━━━━━ TEXT SECTION

And that distraction-free vibe doesn’t just pertain to river trips. Spend several days in the woods, doing things you did when you were a kid, like paddling a canoe and climbing rocks, and you’ll experience that day-three magic and be feral again.
There are plenty of ranches and lodges that offer a full-service family-camp experience, complete with guides and chefs and “campfire hosts” who will make your s’mores for you, but there’s a lot of satisfaction to be had by taking a DIY approach to this sort of thing. Not only will you save a chunk of change by acting as your family’s camp counselor, but you’ll also be able to set a more flexible schedule and pursue activities that work for everyone in your minivan.
We found five multisport destinations where you can set up an off-the-cuff summer camp for the whole family.

━━━━━━━━━━

• WHAT YOU WILL DO
**1)** Rewrite the family camping passage from "And that distraction-free" to "the whole family.", putting "station wagon" in place of "minivan".
**2)** List the kinds of staff that the family camping passage says full-service ranches and lodges provide.
Use only the family camping passage.

━━━━━ DATASET ENTRIES

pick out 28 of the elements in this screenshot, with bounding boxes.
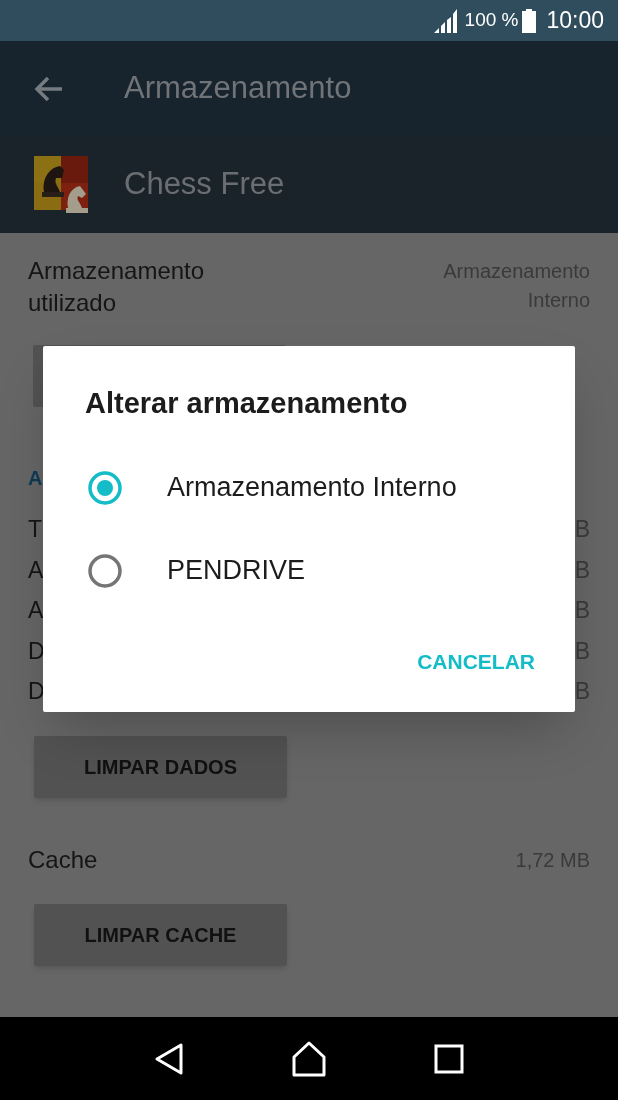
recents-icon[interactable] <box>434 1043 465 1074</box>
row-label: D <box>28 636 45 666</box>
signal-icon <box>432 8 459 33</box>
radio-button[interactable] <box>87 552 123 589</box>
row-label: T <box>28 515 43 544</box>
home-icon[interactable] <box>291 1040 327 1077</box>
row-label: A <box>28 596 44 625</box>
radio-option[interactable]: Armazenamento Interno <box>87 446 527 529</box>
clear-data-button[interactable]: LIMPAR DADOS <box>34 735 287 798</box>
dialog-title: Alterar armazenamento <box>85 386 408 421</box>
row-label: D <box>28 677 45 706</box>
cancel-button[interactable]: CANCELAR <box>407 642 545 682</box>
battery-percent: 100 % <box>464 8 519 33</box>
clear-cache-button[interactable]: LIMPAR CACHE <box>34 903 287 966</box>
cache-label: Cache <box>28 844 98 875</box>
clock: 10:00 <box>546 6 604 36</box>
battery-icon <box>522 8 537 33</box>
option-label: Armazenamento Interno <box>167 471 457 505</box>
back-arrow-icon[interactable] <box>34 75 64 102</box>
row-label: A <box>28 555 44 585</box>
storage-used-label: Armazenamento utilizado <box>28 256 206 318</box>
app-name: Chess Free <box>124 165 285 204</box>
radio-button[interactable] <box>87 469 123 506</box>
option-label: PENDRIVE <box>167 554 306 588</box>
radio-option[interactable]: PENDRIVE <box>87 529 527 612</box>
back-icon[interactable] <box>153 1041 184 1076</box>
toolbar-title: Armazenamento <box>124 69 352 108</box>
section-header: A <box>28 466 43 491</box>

━━━━━━━━━━
━━━━━ DATASET ENTRIES

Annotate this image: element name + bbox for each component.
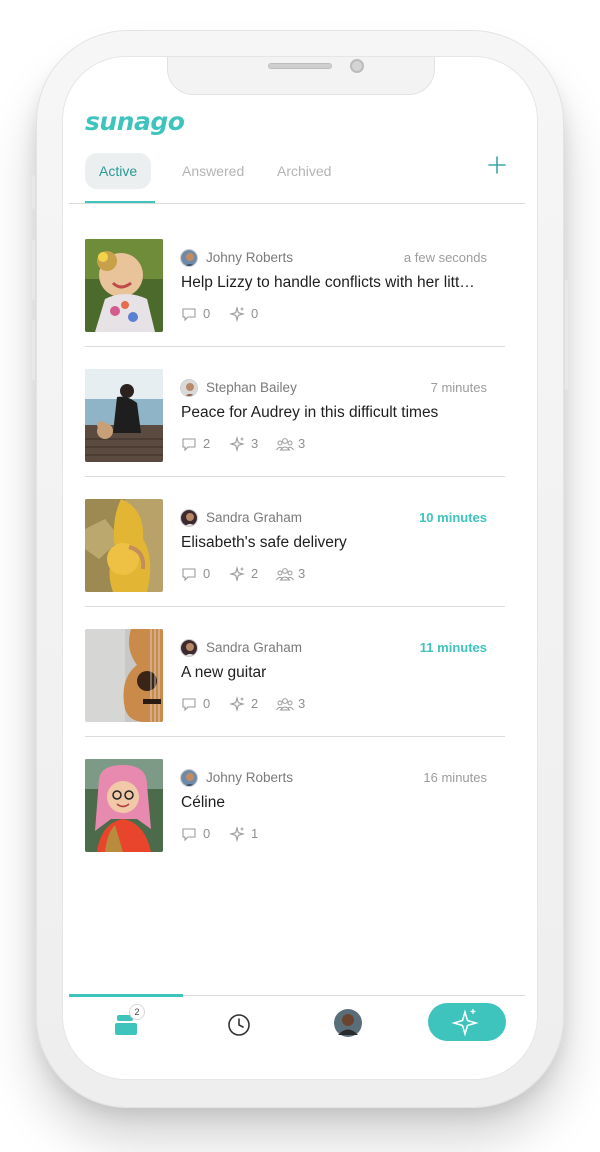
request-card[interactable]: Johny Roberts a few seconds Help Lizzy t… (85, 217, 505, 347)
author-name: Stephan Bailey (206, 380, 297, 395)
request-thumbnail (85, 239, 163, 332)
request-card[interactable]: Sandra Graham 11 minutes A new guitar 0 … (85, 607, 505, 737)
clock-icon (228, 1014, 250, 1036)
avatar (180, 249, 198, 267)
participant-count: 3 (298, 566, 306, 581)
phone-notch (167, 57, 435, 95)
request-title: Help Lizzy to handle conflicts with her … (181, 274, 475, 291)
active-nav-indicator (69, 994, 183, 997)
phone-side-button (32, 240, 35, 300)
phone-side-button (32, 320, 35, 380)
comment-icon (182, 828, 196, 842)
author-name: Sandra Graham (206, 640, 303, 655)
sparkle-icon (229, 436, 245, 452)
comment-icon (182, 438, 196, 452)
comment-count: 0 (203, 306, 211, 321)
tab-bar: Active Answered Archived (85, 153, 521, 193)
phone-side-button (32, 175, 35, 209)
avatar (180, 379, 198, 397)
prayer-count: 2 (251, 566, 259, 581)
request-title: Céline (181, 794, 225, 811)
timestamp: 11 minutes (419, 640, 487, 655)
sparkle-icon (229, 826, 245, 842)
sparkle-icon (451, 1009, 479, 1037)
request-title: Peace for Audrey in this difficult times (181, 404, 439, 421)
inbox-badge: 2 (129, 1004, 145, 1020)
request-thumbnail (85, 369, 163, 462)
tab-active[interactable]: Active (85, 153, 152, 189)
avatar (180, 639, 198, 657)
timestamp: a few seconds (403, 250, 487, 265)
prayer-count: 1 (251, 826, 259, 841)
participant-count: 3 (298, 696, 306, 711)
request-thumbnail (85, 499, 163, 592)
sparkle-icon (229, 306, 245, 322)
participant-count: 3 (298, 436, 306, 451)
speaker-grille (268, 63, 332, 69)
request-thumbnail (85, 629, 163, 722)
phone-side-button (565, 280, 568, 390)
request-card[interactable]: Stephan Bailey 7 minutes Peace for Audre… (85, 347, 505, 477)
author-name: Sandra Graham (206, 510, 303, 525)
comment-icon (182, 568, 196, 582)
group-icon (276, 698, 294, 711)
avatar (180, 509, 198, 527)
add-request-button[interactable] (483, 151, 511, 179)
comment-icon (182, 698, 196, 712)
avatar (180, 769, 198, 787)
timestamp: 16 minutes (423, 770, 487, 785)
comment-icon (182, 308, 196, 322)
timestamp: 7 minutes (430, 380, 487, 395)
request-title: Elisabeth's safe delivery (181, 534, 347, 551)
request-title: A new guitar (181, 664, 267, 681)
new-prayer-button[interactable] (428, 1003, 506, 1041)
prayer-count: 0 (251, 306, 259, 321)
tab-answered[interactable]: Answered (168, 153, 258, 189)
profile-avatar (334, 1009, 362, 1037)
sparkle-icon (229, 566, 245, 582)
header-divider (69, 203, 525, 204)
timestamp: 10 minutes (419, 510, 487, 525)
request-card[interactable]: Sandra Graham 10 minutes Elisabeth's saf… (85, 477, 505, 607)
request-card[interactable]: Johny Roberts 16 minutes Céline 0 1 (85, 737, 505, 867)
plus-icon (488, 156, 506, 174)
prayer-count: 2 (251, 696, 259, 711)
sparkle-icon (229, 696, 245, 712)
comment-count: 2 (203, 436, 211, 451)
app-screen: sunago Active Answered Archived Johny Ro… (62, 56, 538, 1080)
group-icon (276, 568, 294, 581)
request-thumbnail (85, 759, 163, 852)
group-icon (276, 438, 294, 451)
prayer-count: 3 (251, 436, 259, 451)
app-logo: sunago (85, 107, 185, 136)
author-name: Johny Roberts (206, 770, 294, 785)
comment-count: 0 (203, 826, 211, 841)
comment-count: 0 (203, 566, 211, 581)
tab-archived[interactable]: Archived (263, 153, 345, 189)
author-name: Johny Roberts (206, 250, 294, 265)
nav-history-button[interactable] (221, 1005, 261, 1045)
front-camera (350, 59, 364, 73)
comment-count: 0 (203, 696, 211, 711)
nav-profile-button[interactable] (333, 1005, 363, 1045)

━━━━━━━━━━

• RESPONSES BY TASK
**1)**
And that distraction-free vibe doesn’t just pertain to river trips. Spend several days in the woods, doing things you did when you were a kid, like paddling a canoe and climbing rocks, and you’ll experience that day-three magic and be feral again.
There are plenty of ranches and lodges that offer a full-service family-camp experience, complete with guides and chefs and “campfire hosts” who will make your s’mores for you, but there’s a lot of satisfaction to be had by taking a DIY approach to this sort of thing. Not only will you save a chunk of change by acting as your family’s camp counselor, but you’ll also be able to set a more flexible schedule and pursue activities that work for everyone in your station wagon.
We found five multisport destinations where you can set up an off-the-cuff summer camp for the whole family.

**2)**
- guides
- chefs
- campfire hosts